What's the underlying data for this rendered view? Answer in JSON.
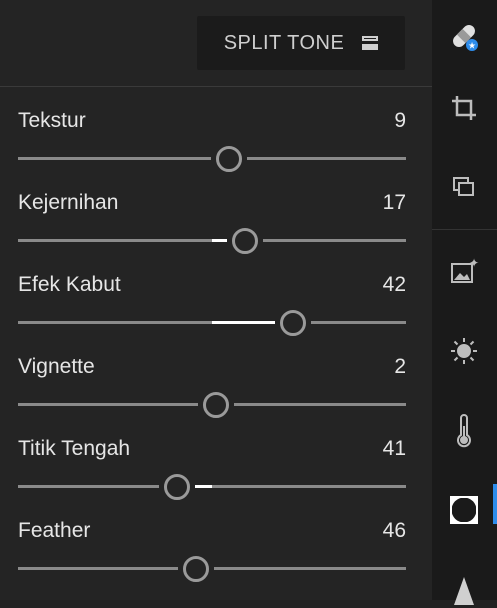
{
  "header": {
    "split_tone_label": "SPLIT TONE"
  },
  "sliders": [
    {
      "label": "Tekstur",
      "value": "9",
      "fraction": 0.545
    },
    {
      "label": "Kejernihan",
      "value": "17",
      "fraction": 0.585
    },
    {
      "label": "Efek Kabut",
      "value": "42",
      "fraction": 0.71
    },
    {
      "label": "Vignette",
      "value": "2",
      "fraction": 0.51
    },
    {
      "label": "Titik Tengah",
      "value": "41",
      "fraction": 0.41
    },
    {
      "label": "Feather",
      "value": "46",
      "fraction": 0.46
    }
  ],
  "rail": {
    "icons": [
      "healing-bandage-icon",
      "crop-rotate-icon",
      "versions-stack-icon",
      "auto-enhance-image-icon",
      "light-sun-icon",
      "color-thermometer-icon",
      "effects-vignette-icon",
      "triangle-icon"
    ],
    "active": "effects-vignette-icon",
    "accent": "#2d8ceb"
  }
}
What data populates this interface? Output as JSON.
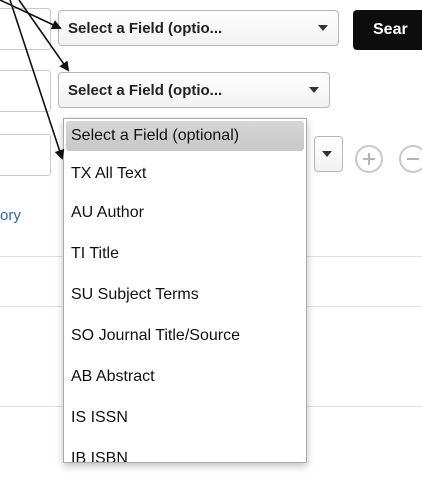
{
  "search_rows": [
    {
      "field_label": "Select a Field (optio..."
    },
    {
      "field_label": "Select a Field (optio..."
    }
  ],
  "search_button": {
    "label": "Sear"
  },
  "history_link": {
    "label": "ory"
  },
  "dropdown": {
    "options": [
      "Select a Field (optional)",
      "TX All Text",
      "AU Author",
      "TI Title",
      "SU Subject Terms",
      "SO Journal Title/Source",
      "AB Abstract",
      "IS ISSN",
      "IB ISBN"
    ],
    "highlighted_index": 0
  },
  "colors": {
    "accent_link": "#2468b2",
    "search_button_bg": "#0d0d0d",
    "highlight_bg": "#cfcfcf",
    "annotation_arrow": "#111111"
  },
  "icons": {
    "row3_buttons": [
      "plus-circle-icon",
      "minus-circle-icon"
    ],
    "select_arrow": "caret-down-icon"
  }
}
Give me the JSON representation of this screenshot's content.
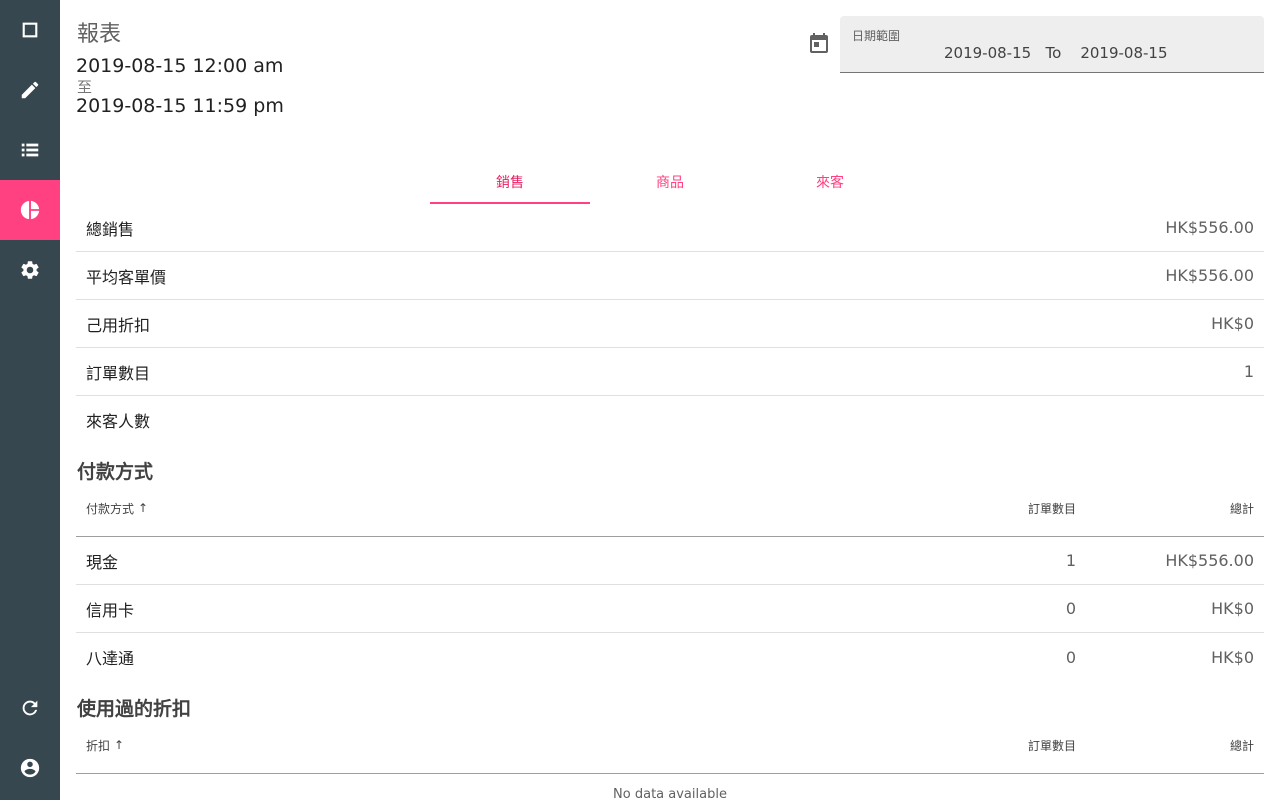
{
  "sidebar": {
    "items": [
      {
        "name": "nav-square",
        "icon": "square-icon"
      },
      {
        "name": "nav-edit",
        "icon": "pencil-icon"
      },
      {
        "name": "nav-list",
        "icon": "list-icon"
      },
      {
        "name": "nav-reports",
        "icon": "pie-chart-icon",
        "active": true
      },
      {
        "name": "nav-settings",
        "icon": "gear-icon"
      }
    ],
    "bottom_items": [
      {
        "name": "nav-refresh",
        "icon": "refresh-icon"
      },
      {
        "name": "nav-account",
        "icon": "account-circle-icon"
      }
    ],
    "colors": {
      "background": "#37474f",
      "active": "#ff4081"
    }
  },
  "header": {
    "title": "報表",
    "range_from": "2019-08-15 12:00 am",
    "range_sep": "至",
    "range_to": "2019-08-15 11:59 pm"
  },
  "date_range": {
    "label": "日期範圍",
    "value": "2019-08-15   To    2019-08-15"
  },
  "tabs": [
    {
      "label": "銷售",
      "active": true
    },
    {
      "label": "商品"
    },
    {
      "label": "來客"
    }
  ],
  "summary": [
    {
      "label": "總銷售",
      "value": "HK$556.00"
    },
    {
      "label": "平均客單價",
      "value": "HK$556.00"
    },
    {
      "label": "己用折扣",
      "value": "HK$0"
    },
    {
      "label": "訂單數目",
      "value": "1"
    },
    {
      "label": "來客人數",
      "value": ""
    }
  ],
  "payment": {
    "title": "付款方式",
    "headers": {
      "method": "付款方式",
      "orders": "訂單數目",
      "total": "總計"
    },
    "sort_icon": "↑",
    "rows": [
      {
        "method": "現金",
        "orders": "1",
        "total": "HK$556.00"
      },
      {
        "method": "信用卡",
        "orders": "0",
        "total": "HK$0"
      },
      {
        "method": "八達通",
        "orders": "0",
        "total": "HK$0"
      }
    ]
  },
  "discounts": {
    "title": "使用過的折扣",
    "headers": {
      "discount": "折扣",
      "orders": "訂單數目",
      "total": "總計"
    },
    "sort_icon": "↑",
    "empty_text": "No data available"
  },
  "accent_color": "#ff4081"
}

Exercise task = Report the number of lines in the listing where the string "active" appears, and nothing besides.

Reply to the exercise = 4